Data entries ->

------------------------------

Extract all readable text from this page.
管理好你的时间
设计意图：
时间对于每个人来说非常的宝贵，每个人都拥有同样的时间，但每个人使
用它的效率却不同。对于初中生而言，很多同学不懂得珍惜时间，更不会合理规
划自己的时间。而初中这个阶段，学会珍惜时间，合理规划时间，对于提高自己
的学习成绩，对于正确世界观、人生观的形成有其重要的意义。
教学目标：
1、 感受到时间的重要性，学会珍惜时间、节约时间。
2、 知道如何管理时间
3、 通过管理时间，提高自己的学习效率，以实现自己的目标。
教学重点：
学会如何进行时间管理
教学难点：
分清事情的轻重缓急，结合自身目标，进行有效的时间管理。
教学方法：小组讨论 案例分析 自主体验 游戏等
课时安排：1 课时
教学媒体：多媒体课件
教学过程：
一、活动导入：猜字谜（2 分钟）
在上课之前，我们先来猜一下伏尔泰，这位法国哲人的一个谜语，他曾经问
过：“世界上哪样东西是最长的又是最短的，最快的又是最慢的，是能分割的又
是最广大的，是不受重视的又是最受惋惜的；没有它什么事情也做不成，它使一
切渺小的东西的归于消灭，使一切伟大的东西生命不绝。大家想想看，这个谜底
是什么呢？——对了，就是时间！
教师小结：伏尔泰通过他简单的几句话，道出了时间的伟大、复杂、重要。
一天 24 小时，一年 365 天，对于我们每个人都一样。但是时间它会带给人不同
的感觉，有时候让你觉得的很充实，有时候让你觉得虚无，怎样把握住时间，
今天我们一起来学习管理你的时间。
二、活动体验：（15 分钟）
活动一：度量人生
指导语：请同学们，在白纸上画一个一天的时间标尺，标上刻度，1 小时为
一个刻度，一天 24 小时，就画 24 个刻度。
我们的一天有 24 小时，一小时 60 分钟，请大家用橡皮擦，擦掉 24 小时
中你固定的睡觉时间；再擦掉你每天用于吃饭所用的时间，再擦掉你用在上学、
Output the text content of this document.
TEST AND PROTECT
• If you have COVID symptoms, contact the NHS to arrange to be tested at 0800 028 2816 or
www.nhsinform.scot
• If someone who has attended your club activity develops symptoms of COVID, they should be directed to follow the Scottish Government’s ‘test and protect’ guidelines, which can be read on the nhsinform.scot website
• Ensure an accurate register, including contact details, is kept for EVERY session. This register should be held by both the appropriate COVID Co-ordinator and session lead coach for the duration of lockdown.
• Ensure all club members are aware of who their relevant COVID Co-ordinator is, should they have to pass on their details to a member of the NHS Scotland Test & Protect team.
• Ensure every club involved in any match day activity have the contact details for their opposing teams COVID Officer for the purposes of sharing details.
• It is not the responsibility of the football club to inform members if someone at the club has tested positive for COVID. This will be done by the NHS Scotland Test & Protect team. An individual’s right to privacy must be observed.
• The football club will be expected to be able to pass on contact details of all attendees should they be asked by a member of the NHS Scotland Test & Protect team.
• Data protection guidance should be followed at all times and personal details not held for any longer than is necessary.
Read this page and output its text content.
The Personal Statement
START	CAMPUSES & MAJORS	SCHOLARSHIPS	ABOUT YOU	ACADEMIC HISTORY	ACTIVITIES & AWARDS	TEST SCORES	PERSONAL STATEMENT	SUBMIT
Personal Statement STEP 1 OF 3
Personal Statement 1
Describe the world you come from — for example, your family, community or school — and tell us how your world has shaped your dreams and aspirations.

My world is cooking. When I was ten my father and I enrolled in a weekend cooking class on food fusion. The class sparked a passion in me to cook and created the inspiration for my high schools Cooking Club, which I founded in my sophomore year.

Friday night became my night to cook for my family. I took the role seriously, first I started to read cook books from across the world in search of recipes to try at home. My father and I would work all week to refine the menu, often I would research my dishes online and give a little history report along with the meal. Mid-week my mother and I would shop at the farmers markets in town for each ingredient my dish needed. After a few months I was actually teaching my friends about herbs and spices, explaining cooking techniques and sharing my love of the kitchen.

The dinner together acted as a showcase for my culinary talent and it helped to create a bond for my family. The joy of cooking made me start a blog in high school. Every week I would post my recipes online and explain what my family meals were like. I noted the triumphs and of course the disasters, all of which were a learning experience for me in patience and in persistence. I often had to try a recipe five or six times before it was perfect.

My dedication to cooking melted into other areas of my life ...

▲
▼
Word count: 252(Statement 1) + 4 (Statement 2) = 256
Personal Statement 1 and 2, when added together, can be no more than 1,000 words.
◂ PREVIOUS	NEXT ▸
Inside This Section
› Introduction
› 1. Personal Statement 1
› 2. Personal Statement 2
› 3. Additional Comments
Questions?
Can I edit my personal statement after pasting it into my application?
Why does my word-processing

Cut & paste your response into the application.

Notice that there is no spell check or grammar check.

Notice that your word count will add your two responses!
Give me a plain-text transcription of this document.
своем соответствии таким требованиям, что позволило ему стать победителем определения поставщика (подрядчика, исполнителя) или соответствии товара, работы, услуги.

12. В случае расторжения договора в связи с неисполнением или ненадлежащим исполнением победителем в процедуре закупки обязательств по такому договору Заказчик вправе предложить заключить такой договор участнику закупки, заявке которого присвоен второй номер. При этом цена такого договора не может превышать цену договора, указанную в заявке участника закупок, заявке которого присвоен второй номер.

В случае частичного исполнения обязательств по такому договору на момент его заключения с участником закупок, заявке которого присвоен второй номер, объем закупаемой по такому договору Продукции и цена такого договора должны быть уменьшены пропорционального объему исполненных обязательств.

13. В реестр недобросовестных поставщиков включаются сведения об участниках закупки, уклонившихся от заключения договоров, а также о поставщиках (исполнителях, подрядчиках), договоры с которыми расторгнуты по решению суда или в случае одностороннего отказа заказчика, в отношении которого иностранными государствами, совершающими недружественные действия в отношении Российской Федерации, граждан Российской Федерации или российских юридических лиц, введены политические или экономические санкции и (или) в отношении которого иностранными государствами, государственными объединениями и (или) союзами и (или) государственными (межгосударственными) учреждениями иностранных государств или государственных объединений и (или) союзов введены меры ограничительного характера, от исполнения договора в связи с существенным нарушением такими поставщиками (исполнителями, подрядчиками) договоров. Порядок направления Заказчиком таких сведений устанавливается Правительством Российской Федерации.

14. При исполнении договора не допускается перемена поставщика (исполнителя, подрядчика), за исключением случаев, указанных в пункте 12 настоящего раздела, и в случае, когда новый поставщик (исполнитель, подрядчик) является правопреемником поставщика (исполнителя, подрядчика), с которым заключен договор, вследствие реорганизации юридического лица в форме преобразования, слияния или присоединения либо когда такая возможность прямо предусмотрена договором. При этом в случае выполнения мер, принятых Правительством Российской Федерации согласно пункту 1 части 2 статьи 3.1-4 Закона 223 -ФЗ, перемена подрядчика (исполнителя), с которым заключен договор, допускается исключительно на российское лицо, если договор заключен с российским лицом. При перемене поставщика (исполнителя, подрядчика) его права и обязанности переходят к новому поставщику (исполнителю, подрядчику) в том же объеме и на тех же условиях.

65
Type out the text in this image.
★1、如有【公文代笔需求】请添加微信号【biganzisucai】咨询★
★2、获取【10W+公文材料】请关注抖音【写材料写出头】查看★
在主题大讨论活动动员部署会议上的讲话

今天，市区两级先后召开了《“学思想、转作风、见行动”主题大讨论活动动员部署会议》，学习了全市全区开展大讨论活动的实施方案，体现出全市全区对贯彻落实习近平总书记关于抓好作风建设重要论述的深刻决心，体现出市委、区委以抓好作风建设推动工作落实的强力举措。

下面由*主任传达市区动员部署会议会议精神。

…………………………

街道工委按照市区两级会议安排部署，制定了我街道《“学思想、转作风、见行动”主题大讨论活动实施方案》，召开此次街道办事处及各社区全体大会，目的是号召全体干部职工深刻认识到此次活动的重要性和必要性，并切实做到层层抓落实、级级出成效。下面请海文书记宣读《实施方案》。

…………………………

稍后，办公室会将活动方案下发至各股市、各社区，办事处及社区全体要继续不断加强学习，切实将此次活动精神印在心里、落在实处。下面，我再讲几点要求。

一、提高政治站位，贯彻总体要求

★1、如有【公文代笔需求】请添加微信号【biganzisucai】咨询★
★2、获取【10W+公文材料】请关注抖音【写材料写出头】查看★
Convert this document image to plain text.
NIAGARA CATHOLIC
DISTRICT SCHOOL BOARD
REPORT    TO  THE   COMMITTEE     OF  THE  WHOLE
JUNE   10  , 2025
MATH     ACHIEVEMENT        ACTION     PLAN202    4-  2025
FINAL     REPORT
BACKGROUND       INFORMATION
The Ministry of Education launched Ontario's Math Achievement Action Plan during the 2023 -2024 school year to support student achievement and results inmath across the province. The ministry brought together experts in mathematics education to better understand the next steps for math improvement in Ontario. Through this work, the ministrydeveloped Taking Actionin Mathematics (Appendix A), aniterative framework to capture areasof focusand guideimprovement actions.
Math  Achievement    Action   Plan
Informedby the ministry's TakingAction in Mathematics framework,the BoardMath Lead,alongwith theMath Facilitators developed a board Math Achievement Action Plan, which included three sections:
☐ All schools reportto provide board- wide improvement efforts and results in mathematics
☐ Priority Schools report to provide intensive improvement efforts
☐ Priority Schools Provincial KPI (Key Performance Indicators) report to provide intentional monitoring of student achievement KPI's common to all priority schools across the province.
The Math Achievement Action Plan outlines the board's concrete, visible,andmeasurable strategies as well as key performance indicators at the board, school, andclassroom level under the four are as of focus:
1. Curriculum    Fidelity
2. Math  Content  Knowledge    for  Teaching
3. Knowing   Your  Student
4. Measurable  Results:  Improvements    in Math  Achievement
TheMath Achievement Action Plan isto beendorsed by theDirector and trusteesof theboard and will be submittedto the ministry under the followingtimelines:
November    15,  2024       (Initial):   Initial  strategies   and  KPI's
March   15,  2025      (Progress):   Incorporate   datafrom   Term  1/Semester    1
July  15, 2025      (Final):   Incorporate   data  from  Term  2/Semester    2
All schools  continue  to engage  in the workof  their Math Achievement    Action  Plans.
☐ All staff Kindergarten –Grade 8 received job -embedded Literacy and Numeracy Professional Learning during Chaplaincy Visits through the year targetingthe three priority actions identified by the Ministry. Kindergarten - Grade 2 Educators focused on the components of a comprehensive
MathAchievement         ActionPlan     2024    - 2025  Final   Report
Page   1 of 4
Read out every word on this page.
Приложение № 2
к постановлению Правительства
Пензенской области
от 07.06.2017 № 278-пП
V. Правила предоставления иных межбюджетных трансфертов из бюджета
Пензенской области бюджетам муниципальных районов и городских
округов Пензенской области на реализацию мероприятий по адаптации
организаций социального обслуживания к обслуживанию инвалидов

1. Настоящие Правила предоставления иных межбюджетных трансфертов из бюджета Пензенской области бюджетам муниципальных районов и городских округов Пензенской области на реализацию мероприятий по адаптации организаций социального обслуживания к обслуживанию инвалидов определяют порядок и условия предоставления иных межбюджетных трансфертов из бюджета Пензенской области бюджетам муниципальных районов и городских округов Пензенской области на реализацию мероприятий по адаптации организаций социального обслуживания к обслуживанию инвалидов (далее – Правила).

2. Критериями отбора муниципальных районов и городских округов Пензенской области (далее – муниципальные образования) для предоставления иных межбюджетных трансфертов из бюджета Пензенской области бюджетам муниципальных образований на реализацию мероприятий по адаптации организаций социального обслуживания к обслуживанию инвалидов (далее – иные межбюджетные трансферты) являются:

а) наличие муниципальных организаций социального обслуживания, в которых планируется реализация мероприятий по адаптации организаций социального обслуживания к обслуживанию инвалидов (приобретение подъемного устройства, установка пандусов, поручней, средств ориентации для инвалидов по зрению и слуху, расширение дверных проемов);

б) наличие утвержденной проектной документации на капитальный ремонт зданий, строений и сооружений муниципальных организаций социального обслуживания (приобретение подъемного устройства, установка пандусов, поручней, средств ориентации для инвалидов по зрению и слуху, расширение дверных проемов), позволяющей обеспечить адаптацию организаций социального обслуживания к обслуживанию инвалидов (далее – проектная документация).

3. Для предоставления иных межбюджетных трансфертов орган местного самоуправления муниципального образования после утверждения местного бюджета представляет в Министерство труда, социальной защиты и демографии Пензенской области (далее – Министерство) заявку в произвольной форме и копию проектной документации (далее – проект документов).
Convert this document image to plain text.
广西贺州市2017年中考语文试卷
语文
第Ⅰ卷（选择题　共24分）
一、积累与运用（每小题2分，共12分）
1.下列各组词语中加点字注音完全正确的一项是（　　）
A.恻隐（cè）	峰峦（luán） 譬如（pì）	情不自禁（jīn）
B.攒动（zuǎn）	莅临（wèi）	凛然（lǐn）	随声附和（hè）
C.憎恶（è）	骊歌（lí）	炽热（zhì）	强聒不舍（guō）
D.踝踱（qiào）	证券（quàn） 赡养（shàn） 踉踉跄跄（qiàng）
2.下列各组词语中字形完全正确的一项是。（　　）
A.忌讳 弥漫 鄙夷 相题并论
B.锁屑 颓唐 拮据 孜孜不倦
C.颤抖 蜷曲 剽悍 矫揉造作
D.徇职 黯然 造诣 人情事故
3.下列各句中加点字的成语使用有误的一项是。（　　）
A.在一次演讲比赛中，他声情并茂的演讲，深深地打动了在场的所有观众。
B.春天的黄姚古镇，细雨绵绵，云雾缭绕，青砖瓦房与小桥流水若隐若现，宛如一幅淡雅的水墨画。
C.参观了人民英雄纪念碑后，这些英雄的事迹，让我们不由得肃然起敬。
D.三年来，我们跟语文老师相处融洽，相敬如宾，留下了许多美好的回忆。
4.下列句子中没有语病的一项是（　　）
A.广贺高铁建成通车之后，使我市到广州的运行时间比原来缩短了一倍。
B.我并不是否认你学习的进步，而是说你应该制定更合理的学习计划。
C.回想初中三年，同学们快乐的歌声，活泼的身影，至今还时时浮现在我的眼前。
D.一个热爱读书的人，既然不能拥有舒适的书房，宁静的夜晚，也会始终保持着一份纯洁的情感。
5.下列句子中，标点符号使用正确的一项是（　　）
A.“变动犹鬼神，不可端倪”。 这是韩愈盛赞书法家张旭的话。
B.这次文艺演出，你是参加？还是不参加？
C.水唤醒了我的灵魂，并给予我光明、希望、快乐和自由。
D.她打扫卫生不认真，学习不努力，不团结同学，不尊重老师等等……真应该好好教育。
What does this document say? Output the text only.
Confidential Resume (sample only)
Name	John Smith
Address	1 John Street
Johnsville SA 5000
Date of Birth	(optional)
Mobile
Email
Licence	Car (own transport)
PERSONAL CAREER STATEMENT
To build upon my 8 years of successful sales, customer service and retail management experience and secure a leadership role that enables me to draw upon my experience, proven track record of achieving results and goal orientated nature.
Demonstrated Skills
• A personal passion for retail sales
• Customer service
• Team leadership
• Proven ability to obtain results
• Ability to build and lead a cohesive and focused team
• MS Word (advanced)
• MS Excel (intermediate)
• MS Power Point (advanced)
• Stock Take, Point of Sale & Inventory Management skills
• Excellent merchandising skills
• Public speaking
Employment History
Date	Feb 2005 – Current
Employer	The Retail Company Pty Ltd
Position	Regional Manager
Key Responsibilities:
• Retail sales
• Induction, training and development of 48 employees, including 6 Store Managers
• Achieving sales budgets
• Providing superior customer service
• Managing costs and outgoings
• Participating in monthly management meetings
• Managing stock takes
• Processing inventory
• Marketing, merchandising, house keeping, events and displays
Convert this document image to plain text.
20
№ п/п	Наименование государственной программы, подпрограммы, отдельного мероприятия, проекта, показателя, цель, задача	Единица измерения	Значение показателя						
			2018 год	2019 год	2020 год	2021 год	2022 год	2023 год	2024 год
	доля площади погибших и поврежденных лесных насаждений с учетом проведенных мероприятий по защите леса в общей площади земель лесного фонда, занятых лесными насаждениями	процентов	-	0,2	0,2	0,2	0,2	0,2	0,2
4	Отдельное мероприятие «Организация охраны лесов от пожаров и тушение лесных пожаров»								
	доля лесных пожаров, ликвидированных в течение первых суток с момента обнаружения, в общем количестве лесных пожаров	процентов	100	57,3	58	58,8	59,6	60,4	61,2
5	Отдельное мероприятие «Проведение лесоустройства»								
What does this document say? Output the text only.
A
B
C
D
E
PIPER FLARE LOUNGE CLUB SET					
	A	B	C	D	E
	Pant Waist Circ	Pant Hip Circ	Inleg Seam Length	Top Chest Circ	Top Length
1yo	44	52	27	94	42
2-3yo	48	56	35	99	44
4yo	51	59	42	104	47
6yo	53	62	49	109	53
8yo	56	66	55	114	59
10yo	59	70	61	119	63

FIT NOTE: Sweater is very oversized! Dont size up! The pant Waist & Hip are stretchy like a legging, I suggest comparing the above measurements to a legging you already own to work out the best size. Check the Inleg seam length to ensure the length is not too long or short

------------------------------

Exercise ->
Show every line in the records above that contains the word "contact".

Exercise result ->
• If you have COVID symptoms, contact the NHS to arrange to be tested at 0800 028 2816 or
• Ensure an accurate register, including contact details, is kept for EVERY session. This register should be held by both the appropriate COVID Co-ordinator and session lead coach for the duration of lockdown.
• Ensure every club involved in any match day activity have the contact details for their opposing teams COVID Officer for the purposes of sharing details.
• The football club will be expected to be able to pass on contact details of all attendees should they be asked by a member of the NHS Scotland Test & Protect team.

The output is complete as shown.